[Recorded data]
***
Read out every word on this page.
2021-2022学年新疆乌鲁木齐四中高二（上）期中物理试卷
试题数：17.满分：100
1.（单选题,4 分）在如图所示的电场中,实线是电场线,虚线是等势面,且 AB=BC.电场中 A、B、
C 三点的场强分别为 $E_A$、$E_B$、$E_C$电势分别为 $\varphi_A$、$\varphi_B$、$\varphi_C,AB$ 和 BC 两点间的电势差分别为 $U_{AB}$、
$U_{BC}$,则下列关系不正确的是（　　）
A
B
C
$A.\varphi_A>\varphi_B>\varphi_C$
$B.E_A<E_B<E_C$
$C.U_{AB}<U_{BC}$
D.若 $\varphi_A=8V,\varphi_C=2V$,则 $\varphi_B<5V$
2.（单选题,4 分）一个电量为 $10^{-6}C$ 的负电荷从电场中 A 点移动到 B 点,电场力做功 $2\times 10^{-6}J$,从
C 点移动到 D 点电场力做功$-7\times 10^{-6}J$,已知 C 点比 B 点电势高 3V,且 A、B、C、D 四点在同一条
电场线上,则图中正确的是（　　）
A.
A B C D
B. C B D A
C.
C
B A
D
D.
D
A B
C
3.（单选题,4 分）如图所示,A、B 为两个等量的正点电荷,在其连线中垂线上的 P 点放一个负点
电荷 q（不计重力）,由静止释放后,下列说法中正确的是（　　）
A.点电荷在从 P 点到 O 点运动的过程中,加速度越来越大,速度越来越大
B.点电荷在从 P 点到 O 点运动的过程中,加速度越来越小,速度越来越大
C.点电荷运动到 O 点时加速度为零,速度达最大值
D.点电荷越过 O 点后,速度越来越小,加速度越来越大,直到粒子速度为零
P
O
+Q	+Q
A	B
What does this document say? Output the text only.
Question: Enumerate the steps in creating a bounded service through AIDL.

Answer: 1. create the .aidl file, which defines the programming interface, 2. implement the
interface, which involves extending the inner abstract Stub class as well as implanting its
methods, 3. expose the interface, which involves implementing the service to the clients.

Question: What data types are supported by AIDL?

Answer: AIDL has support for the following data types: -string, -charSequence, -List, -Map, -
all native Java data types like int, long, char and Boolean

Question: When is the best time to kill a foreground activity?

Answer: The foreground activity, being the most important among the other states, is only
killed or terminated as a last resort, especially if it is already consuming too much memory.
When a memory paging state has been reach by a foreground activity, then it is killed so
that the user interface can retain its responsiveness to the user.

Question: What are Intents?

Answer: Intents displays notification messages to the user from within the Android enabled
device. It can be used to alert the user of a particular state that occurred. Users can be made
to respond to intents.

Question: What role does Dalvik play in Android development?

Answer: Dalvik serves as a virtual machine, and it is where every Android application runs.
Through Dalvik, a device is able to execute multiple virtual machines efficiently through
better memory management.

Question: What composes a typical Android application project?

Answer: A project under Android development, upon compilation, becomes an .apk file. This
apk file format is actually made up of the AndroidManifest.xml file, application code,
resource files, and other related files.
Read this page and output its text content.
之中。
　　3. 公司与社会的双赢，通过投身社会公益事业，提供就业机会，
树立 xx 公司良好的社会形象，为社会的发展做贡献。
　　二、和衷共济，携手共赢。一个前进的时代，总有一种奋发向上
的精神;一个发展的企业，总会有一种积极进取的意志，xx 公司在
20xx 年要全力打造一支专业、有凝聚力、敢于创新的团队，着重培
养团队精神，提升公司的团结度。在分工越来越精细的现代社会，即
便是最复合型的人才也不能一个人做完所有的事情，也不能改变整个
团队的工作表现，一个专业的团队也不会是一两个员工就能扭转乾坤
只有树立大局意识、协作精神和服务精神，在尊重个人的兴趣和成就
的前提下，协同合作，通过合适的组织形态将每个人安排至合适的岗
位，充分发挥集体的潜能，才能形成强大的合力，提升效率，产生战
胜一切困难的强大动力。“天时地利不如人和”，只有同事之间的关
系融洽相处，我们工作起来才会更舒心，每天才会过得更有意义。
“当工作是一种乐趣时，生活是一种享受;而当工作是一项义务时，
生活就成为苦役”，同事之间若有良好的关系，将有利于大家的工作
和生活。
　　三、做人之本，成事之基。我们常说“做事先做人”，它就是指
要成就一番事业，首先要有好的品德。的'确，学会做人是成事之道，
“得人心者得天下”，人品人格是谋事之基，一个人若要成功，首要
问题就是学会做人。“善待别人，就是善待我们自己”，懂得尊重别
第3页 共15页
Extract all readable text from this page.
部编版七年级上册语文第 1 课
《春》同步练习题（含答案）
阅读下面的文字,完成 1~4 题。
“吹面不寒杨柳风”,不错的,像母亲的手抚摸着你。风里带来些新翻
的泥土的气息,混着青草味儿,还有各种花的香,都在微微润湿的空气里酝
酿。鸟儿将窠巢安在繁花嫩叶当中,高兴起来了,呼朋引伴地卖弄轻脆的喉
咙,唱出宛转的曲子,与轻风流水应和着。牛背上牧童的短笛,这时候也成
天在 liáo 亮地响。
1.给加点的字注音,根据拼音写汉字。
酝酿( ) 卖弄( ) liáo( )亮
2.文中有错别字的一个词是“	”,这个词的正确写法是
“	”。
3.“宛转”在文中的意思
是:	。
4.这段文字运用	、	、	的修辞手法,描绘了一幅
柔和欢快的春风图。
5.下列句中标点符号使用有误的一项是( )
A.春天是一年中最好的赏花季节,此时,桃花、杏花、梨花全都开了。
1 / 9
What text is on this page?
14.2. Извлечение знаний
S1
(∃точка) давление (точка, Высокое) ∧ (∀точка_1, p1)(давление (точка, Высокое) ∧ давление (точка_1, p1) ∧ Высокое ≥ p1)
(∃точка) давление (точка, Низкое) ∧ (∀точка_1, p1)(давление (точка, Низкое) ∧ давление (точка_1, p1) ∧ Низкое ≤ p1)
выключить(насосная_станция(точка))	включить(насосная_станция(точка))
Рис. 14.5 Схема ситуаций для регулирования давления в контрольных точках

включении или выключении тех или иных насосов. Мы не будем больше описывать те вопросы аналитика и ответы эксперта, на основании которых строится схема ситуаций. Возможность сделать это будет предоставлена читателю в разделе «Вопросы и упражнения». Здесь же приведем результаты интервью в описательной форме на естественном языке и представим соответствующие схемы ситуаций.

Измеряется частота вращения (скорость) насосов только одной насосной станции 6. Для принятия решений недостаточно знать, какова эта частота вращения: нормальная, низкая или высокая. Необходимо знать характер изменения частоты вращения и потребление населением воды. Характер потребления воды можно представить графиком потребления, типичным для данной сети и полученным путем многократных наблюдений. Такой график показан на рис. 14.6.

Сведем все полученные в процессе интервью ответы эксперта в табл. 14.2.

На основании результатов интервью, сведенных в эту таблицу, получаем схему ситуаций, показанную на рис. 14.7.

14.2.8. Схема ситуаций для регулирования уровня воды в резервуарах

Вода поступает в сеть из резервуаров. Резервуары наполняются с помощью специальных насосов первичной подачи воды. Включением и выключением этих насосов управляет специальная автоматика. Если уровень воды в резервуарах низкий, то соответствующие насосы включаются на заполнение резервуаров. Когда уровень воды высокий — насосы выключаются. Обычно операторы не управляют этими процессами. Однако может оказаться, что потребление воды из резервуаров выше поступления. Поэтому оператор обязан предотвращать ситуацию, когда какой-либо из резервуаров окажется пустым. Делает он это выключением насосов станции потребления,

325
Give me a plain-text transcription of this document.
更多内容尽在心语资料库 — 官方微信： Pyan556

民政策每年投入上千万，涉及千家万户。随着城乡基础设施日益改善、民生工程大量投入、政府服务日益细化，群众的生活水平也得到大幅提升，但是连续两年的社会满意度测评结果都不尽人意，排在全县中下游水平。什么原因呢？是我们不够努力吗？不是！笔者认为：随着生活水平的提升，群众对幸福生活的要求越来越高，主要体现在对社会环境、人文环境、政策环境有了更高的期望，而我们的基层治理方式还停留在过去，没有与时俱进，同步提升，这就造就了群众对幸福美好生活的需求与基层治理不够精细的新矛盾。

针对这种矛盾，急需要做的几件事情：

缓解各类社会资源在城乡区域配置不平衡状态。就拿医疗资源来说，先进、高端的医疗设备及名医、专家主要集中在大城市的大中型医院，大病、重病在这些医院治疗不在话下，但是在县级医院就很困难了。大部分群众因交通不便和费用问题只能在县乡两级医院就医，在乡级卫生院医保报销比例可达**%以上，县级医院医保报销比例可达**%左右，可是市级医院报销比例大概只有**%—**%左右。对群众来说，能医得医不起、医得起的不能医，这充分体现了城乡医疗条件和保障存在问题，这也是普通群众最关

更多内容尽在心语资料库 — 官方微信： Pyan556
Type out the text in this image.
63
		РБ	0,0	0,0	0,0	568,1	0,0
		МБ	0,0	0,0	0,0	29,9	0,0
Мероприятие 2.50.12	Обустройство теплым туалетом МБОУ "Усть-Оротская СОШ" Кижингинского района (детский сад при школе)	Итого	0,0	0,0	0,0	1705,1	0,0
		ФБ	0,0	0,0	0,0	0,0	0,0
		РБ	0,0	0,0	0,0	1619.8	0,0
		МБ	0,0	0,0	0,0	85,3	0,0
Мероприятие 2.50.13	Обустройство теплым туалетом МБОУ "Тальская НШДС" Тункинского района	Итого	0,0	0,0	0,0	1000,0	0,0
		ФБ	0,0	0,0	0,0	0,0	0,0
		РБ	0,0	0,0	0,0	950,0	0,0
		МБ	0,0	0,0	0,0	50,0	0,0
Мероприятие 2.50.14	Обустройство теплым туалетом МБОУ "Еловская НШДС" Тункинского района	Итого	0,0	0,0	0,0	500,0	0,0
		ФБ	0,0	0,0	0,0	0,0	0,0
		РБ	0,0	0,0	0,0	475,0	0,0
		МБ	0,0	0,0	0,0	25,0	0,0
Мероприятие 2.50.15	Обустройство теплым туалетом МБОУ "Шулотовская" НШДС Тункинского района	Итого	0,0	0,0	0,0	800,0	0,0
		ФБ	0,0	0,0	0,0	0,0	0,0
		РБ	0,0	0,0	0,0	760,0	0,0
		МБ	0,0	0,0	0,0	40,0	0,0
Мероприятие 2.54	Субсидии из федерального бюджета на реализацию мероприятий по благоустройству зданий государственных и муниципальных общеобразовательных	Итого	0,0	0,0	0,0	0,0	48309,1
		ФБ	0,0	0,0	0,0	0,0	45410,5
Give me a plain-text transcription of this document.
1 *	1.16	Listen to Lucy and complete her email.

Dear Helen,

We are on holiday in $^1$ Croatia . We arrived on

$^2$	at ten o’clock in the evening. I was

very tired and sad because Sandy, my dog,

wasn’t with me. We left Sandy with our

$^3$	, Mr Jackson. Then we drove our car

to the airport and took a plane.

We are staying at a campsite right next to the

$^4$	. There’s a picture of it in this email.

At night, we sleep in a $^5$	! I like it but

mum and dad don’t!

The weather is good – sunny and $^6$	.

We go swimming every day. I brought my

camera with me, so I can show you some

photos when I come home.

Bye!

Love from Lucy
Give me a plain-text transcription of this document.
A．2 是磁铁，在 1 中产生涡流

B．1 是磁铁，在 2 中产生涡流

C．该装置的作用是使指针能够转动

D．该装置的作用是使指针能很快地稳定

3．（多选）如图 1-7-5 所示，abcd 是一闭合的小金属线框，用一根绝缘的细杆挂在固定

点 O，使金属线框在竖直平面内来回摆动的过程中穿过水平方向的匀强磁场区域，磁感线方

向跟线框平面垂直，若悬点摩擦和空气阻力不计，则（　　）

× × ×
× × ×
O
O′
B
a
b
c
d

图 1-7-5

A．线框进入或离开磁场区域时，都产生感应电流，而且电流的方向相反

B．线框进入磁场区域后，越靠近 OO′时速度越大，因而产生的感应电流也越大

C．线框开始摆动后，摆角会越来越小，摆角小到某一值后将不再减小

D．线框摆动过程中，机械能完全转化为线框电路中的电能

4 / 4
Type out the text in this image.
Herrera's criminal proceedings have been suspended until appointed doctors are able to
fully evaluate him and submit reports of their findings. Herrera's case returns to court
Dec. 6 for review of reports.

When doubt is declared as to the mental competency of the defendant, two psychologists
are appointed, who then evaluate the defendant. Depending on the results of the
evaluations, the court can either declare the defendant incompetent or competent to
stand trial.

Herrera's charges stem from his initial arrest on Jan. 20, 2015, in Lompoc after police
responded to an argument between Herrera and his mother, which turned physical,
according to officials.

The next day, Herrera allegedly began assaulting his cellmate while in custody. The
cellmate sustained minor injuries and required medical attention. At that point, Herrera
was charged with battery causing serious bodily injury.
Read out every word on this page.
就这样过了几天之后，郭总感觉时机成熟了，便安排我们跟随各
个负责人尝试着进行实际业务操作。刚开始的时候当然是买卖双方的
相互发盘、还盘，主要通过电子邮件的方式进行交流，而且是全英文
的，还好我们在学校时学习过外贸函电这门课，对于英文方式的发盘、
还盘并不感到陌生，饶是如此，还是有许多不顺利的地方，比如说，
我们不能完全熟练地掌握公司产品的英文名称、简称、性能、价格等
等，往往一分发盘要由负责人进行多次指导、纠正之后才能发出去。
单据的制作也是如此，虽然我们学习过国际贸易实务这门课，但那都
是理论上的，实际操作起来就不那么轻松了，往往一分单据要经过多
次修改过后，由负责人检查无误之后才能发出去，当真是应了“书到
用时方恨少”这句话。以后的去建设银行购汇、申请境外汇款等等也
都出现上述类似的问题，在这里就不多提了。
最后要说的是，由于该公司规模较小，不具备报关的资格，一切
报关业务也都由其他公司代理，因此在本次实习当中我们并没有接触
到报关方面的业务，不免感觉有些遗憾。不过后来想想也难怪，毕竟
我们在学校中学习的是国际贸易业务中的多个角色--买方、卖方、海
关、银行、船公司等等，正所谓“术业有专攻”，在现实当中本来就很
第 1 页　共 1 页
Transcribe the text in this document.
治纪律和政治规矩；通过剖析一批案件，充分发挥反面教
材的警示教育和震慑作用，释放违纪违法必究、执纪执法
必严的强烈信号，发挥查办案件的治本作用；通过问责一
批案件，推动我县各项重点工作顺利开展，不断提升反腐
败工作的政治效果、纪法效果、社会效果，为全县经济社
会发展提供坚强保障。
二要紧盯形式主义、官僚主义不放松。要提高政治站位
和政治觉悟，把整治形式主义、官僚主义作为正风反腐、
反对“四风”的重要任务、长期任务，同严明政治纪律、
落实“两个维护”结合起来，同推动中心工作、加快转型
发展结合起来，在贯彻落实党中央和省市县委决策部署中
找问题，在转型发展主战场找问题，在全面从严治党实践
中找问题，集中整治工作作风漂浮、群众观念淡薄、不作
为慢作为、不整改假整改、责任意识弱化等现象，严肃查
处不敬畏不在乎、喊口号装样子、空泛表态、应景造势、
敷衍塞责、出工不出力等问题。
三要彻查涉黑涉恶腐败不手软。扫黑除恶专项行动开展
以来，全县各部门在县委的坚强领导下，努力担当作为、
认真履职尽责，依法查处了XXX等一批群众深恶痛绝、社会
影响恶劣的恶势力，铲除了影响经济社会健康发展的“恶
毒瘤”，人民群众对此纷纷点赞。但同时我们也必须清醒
***
STATED PROBLEM.
Report how many lines of the listing above include the word "been". Say nothing but the number.

THE REPLY.
2